* _TASK DIRECTIONS_
Look through the listing for the word "from". Copy each line that has it.

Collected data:
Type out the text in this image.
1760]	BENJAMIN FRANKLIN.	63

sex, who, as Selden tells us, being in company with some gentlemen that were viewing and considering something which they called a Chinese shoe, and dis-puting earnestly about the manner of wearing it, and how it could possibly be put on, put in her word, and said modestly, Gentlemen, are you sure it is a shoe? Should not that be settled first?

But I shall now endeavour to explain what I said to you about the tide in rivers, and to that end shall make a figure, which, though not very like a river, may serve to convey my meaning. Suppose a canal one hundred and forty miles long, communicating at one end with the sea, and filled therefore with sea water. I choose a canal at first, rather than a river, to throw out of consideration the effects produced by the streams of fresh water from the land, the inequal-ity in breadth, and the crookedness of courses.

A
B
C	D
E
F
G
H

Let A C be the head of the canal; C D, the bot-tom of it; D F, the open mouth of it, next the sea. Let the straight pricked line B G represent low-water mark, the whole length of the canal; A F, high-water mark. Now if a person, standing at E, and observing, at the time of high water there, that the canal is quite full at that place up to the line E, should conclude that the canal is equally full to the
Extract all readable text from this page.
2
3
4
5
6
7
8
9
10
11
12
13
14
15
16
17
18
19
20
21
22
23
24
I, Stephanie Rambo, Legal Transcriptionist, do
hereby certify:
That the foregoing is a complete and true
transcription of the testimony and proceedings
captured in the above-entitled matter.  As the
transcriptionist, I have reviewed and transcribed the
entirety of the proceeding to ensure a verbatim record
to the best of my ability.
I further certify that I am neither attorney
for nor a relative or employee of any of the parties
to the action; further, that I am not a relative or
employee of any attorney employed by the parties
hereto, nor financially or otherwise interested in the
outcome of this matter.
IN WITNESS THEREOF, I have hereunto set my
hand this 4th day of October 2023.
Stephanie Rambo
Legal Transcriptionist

* _EXERCISE ANSWER_
But I shall now endeavour to explain what I said to you about the tide in rivers, and to that end shall make a figure, which, though not very like a river, may serve to convey my meaning. Suppose a canal one hundred and forty miles long, communicating at one end with the sea, and filled therefore with sea water. I choose a canal at first, rather than a river, to throw out of consideration the effects produced by the streams of fresh water from the land, the inequal-ity in breadth, and the crookedness of courses.
Extract all readable text from this page.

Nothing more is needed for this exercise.